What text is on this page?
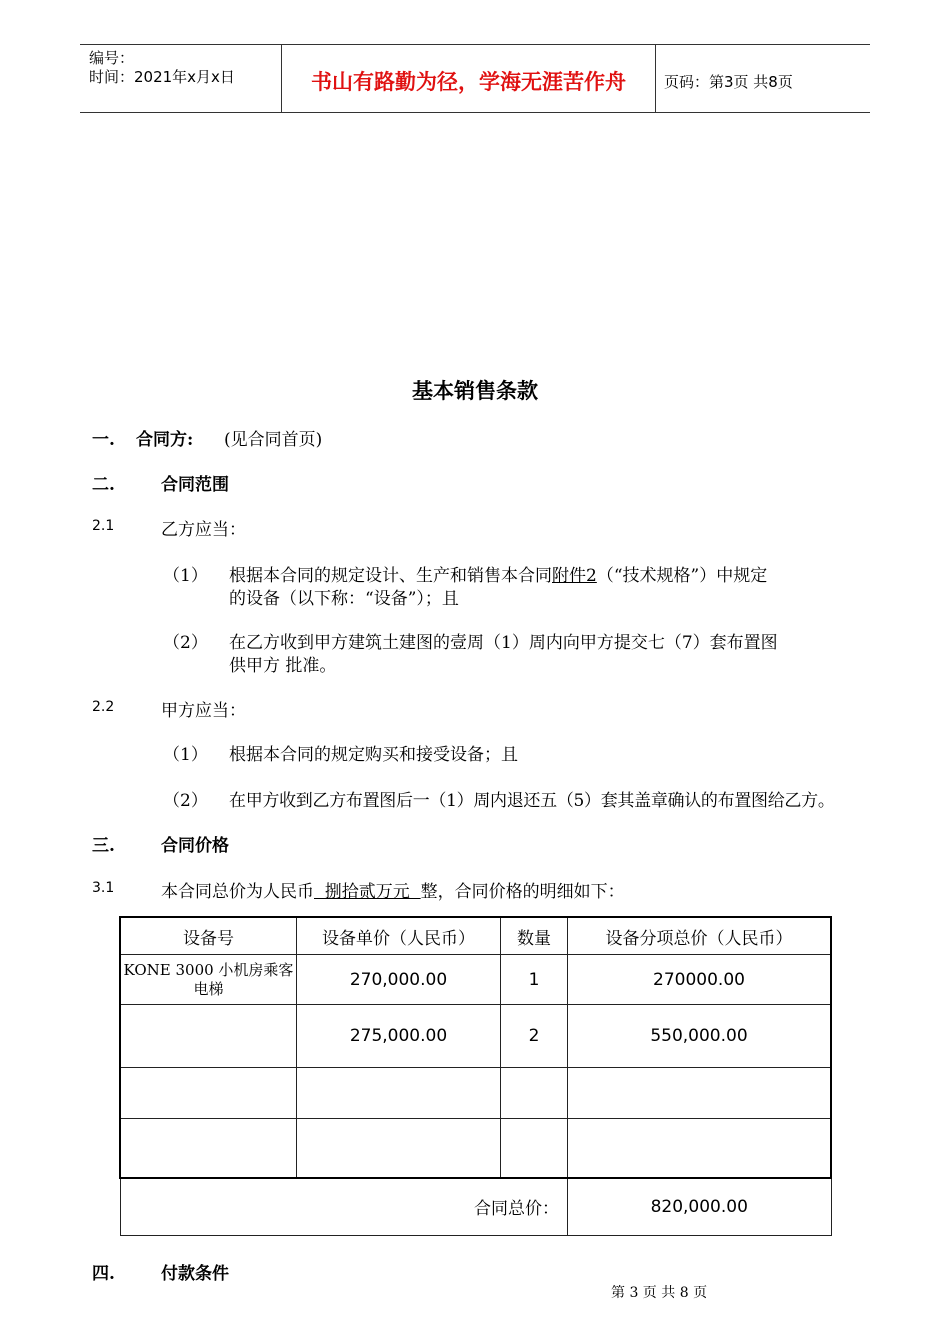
编号：
时间：2021年x月x日	书山有路勤为径，学海无涯苦作舟	页码：第3页 共8页
基本销售条款
一. 合同方: (见合同首页)
二.	合同范围
2.1	乙方应当：
（1） 根据本合同的规定设计、生产和销售本合同附件2（“技术规格”）中规定
的设备（以下称：“设备”）；且
（2） 在乙方收到甲方建筑土建图的壹周（1）周内向甲方提交七（7）套布置图
供甲方 批准。
2.2	甲方应当：
（1） 根据本合同的规定购买和接受设备；且
（2） 在甲方收到乙方布置图后一（1）周内退还五（5）套其盖章确认的布置图给乙方。
三.	合同价格
3.1	本合同总价为人民币  捌拾贰万元  整，合同价格的明细如下：
设备号	设备单价（人民币）	数量	设备分项总价（人民币）
KONE 3000 小机房乘客电梯	270,000.00	1	270000.00
	275,000.00	2	550,000.00

合同总价：			820,000.00
四.	付款条件
第 3 页 共 8 页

### THE REQUEST
The records above are to be restated exactly, without their pictures.

### SOLUTION FOR THIS EXERCISE
What text is on this page?
编号：
时间：2021年x月x日	书山有路勤为径，学海无涯苦作舟	页码：第3页 共8页
基本销售条款
一. 合同方: (见合同首页)
二.	合同范围
2.1	乙方应当：
（1） 根据本合同的规定设计、生产和销售本合同附件2（“技术规格”）中规定
的设备（以下称：“设备”）；且
（2） 在乙方收到甲方建筑土建图的壹周（1）周内向甲方提交七（7）套布置图
供甲方 批准。
2.2	甲方应当：
（1） 根据本合同的规定购买和接受设备；且
（2） 在甲方收到乙方布置图后一（1）周内退还五（5）套其盖章确认的布置图给乙方。
三.	合同价格
3.1	本合同总价为人民币  捌拾贰万元  整，合同价格的明细如下：
设备号	设备单价（人民币）	数量	设备分项总价（人民币）
KONE 3000 小机房乘客电梯	270,000.00	1	270000.00
	275,000.00	2	550,000.00

合同总价：			820,000.00
四.	付款条件
第 3 页 共 8 页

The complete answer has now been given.